◆ Written request: Rewrite the lines below as a numbered list, leaving out any blank lines. Leave the pictures out of your answer.

◆ Material to process:
>>>>>
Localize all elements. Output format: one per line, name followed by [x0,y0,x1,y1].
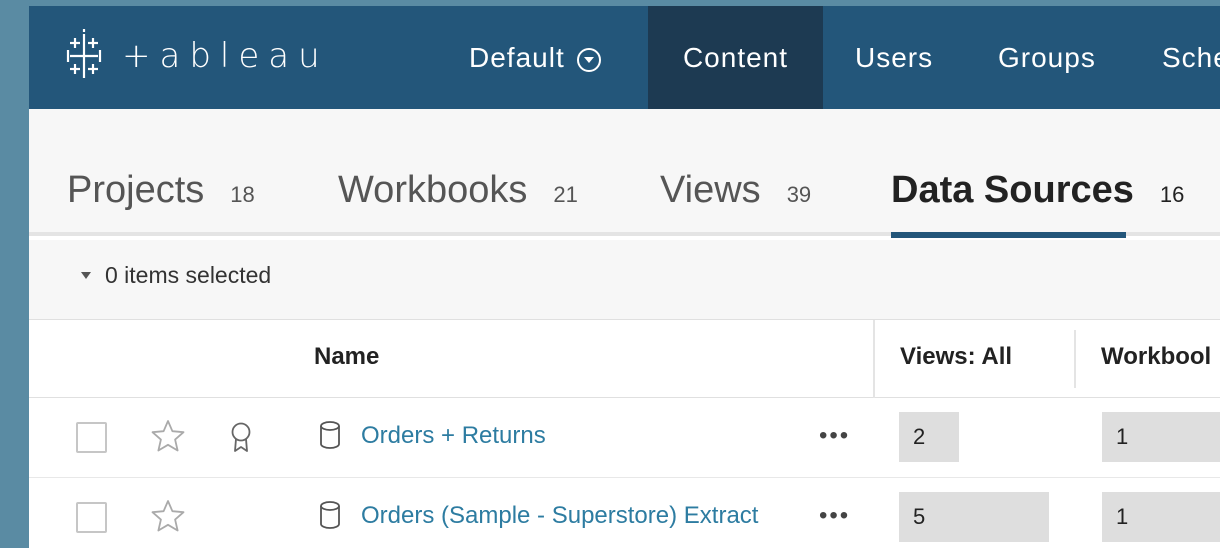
table-row[interactable]: Orders (Sample - Superstore) Extract •••… [29,478,1220,548]
workbooks-count: 1 [1102,492,1220,542]
site-selector[interactable]: Default [469,6,601,109]
logo-text: +ableau [122,36,329,76]
selection-bar: 0 items selected [29,240,1220,320]
database-icon [320,501,340,529]
nav-users-label: Users [855,41,934,73]
workbooks-count: 1 [1102,412,1220,462]
tab-label: Data Sources [891,169,1134,211]
selection-dropdown[interactable]: 0 items selected [105,262,271,289]
tab-label: Projects [67,169,205,211]
active-tab-indicator [891,232,1126,238]
table-row[interactable]: Orders + Returns ••• 2 1 [29,398,1220,478]
tab-count: 18 [230,182,255,207]
tableau-logo-icon [66,29,102,78]
chevron-circle-down-icon [576,47,601,72]
tab-count: 21 [553,182,578,207]
tab-projects[interactable]: Projects 18 [67,169,255,219]
content-tabs: Projects 18 Workbooks 21 Views 39 Data S… [29,109,1220,238]
views-count-bar: 2 [899,412,959,462]
nav-content-label: Content [682,41,789,73]
column-header-views[interactable]: Views: All [900,343,1012,371]
tab-views[interactable]: Views 39 [660,169,811,219]
row-checkbox[interactable] [76,422,107,453]
column-header-name[interactable]: Name [314,343,379,371]
nav-groups-label: Groups [998,41,1096,73]
nav-content[interactable]: Content [648,6,823,109]
tableau-logo[interactable]: +ableau [66,28,329,84]
tab-count: 39 [786,182,812,207]
views-count-bar: 5 [899,492,1049,542]
table-header: Name Views: All Workbool [29,320,1220,398]
data-source-link[interactable]: Orders (Sample - Superstore) Extract [361,502,758,530]
more-actions-button[interactable]: ••• [819,502,850,530]
tab-data-sources[interactable]: Data Sources 16 [891,169,1184,219]
nav-groups[interactable]: Groups [998,6,1096,109]
top-nav: +ableau Default Content Users Groups Sch… [29,6,1220,109]
caret-down-icon[interactable] [81,272,91,279]
nav-schedules-label: Sche [1162,41,1220,73]
more-actions-button[interactable]: ••• [819,422,850,450]
star-icon[interactable] [150,418,186,454]
app-window: +ableau Default Content Users Groups Sch… [29,6,1220,548]
site-selector-label: Default [469,41,565,73]
tab-count: 16 [1159,182,1185,207]
column-divider [873,320,875,398]
nav-schedules[interactable]: Sche [1162,6,1220,109]
certified-badge-icon [231,422,251,452]
database-icon [320,421,340,449]
column-divider [1074,330,1076,388]
row-checkbox[interactable] [76,502,107,533]
nav-users[interactable]: Users [855,6,933,109]
star-icon[interactable] [150,498,186,534]
tab-label: Workbooks [338,169,528,211]
data-source-link[interactable]: Orders + Returns [361,422,546,450]
column-header-workbooks[interactable]: Workbool [1101,343,1211,371]
tab-workbooks[interactable]: Workbooks 21 [338,169,578,219]
tab-label: Views [660,169,761,211]
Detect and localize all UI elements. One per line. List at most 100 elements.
<<<<<
◆ Final result:
1. Localize all elements. Output format: one per line, name followed by [x0,y0,x1,y1].
2. table-row[interactable]: Orders (Sample - Superstore) Extract •••… [29,478,1220,548]
3. workbooks-count: 1 [1102,492,1220,542]
4. site-selector[interactable]: Default [469,6,601,109]
5. logo-text: +ableau [122,36,329,76]
6. selection-bar: 0 items selected [29,240,1220,320]
7. database-icon [320,501,340,529]
8. nav-users-label: Users [855,41,934,73]
9. workbooks-count: 1 [1102,412,1220,462]
10. tab-label: Data Sources [891,169,1134,211]
11. selection-dropdown[interactable]: 0 items selected [105,262,271,289]
12. tab-label: Projects [67,169,205,211]
13. active-tab-indicator [891,232,1126,238]
14. table-row[interactable]: Orders + Returns ••• 2 1 [29,398,1220,478]
15. tab-count: 18 [230,182,255,207]
16. tableau-logo-icon [66,29,102,78]
17. chevron-circle-down-icon [576,47,601,72]
18. tab-count: 21 [553,182,578,207]
19. tab-projects[interactable]: Projects 18 [67,169,255,219]
20. content-tabs: Projects 18 Workbooks 21 Views 39 Data S… [29,109,1220,238]
21. views-count-bar: 2 [899,412,959,462]
22. nav-content-label: Content [682,41,789,73]
23. column-header-views[interactable]: Views: All [900,343,1012,371]
24. tab-views[interactable]: Views 39 [660,169,811,219]
25. row-checkbox[interactable] [76,422,107,453]
26. column-header-name[interactable]: Name [314,343,379,371]
27. nav-groups-label: Groups [998,41,1096,73]
28. nav-content[interactable]: Content [648,6,823,109]
29. tableau-logo[interactable]: +ableau [66,28,329,84]
30. tab-count: 39 [786,182,812,207]
31. views-count-bar: 5 [899,492,1049,542]
32. table-header: Name Views: All Workbool [29,320,1220,398]
33. data-source-link[interactable]: Orders (Sample - Superstore) Extract [361,502,758,530]
34. more-actions-button[interactable]: ••• [819,502,850,530]
35. tab-data-sources[interactable]: Data Sources 16 [891,169,1184,219]
36. nav-groups[interactable]: Groups [998,6,1096,109]
37. top-nav: +ableau Default Content Users Groups Sch… [29,6,1220,109]
38. caret-down-icon[interactable] [81,272,91,279]
39. nav-schedules-label: Sche [1162,41,1220,73]
40. more-actions-button[interactable]: ••• [819,422,850,450]
41. star-icon[interactable] [150,418,186,454]
42. app-window: +ableau Default Content Users Groups Sch… [29,6,1220,548]
43. site-selector-label: Default [469,41,565,73]
44. tab-count: 16 [1159,182,1185,207]
45. column-divider [873,320,875,398]
46. nav-schedules[interactable]: Sche [1162,6,1220,109]
47. certified-badge-icon [231,422,251,452]
48. database-icon [320,421,340,449]
49. column-divider [1074,330,1076,388]
50. row-checkbox[interactable] [76,502,107,533]
51. nav-users[interactable]: Users [855,6,933,109]
52. star-icon[interactable] [150,498,186,534]
53. tab-label: Workbooks [338,169,528,211]
54. data-source-link[interactable]: Orders + Returns [361,422,546,450]
55. column-header-workbooks[interactable]: Workbool [1101,343,1211,371]
56. tab-workbooks[interactable]: Workbooks 21 [338,169,578,219]
57. tab-label: Views [660,169,761,211]
58. Detect and localize all UI elements. One per line. List at most 100 elements.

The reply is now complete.